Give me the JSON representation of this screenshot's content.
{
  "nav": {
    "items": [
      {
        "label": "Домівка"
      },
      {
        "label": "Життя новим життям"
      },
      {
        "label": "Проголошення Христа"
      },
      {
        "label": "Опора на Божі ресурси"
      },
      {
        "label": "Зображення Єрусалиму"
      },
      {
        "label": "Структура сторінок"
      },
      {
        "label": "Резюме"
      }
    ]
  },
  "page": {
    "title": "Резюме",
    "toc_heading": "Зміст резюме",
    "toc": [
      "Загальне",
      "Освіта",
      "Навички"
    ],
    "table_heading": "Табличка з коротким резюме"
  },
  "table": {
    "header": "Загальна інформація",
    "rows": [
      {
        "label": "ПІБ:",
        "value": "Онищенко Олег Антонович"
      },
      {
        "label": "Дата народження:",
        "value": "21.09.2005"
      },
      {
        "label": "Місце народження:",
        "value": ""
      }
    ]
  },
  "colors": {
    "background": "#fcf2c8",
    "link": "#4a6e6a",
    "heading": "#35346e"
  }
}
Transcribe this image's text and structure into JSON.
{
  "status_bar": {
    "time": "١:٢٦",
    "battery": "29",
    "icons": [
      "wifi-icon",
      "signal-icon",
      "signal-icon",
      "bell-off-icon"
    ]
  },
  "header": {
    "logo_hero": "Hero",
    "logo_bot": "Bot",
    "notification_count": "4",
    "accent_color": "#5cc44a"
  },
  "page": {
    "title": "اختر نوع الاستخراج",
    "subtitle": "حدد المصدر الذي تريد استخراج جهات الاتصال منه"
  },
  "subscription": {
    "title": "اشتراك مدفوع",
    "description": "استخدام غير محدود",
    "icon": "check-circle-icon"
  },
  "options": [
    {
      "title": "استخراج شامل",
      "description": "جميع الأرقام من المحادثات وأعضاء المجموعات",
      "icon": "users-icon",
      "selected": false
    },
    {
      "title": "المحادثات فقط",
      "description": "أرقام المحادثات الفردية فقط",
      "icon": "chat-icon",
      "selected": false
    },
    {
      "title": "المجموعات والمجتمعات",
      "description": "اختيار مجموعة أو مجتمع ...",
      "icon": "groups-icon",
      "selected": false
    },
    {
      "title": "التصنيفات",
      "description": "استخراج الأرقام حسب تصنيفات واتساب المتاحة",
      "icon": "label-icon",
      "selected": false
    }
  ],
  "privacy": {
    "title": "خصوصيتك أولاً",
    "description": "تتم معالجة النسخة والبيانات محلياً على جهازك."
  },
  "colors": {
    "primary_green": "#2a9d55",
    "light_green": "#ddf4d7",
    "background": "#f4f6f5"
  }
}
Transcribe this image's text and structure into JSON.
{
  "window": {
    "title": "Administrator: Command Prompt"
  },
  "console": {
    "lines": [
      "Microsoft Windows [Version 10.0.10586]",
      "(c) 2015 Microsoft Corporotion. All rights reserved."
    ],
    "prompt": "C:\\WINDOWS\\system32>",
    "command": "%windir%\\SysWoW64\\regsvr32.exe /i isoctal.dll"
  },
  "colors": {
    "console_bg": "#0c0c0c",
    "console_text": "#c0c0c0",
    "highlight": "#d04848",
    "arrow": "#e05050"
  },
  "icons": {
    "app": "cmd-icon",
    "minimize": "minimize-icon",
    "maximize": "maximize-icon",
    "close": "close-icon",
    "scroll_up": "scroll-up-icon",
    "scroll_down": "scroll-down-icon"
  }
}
══════════════════════════════
#### [Given request]
Reproduce each line of the entries in which the word "Microsoft" is found.

#### [Result for this task]
      "Microsoft Windows [Version 10.0.10586]",
      "(c) 2015 Microsoft Corporotion. All rights reserved."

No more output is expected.